Brief ▸
From the first item below through the line containing "data-point bbox=[651, 777, 665, 791]", can you change "screenshot" to "chart" and give those lines again with nothing else altered?
——
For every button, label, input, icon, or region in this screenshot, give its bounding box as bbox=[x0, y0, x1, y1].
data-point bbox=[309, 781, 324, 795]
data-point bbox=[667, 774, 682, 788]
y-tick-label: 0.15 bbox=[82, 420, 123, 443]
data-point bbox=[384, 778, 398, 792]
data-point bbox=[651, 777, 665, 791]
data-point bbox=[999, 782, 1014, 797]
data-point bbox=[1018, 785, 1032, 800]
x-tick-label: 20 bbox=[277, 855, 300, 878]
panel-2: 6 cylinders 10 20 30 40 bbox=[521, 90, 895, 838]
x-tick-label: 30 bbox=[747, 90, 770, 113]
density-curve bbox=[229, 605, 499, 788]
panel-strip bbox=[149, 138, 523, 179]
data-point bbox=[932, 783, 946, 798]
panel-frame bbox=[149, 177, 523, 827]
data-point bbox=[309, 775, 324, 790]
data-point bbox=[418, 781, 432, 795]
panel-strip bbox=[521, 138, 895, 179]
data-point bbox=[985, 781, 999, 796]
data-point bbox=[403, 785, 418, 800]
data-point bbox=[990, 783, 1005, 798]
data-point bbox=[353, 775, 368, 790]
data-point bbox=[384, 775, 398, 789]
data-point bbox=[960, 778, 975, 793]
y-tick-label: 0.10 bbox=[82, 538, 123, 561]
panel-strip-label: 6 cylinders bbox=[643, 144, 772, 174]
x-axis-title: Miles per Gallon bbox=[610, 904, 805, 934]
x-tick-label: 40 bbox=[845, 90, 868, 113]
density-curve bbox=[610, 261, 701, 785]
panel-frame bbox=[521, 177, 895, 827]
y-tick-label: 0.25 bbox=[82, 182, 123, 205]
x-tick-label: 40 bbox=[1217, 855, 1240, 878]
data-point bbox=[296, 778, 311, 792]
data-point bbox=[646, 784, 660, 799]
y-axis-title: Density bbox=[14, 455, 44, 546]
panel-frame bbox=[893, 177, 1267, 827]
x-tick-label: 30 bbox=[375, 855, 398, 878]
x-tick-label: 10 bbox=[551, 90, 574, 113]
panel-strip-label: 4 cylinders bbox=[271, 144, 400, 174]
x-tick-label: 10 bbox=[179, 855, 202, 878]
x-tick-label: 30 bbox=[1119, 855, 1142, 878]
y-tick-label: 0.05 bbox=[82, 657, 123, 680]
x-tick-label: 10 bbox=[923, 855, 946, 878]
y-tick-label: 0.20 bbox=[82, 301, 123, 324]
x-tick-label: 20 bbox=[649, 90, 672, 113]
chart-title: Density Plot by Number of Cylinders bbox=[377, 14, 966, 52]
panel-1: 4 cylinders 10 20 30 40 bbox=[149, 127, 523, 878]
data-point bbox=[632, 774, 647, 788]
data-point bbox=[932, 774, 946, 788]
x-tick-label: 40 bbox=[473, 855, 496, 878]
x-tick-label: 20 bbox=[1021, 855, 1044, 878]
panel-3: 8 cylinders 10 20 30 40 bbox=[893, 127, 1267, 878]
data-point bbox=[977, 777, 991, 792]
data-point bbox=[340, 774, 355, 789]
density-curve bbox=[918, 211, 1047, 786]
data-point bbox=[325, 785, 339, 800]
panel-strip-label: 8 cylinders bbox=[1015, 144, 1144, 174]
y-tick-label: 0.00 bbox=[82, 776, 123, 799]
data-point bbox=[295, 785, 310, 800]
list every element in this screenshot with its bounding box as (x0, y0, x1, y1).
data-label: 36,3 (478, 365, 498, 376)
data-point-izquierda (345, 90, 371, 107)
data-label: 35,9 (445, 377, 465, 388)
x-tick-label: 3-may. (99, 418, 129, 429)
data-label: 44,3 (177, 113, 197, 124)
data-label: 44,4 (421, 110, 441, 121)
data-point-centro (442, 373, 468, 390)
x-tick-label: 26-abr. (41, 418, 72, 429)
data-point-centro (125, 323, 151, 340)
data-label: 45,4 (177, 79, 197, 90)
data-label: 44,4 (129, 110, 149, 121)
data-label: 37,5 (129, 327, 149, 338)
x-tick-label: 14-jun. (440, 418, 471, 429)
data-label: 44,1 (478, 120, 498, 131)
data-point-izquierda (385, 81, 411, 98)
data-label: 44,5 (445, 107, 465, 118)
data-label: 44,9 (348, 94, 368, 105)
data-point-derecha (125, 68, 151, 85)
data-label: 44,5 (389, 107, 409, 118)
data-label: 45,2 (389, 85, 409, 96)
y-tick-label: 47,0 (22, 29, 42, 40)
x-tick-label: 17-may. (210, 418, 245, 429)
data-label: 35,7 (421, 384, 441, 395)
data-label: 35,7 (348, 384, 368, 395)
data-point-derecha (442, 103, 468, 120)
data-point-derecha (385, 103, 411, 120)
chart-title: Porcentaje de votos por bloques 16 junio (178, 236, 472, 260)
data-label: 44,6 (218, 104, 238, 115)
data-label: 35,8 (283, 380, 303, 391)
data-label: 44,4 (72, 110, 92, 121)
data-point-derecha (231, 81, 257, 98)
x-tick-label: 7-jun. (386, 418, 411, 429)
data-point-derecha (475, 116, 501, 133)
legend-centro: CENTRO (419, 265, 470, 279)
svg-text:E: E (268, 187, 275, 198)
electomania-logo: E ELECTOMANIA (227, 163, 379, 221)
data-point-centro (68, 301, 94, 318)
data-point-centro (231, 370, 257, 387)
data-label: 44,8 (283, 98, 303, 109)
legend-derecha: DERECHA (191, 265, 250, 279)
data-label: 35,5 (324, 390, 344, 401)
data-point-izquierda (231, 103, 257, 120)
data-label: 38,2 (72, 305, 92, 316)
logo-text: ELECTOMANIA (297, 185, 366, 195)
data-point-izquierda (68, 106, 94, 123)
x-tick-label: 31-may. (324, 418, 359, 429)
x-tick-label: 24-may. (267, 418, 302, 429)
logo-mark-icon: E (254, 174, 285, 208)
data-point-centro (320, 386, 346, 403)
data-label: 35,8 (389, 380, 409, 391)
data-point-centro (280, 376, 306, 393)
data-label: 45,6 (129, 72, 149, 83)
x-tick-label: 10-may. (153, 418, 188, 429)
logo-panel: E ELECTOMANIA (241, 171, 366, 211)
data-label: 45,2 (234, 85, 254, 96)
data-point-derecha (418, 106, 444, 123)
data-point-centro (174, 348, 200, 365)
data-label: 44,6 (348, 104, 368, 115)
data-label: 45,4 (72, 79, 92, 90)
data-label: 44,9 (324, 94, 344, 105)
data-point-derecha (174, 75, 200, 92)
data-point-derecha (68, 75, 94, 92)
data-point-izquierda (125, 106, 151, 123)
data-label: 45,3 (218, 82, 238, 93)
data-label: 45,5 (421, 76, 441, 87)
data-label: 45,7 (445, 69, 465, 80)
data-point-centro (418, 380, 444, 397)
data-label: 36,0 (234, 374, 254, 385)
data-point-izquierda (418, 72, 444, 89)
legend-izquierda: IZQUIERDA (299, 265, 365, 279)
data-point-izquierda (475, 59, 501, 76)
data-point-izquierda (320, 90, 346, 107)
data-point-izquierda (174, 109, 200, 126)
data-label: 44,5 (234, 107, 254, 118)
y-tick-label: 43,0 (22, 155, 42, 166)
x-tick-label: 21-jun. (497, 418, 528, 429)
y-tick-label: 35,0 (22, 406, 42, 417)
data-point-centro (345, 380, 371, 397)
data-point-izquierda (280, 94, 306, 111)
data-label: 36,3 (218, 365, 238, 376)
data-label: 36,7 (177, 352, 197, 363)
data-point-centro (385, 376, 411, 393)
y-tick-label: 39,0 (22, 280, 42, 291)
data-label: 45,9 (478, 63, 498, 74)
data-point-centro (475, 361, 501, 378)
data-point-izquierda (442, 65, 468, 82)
——
Response ▸
For every button, label, input, icon, or region in this chart, give its bounding box as bbox=[x0, y0, x1, y1].
data-point bbox=[309, 781, 324, 795]
data-point bbox=[667, 774, 682, 788]
y-tick-label: 0.15 bbox=[82, 420, 123, 443]
data-point bbox=[384, 778, 398, 792]
data-point bbox=[651, 777, 665, 791]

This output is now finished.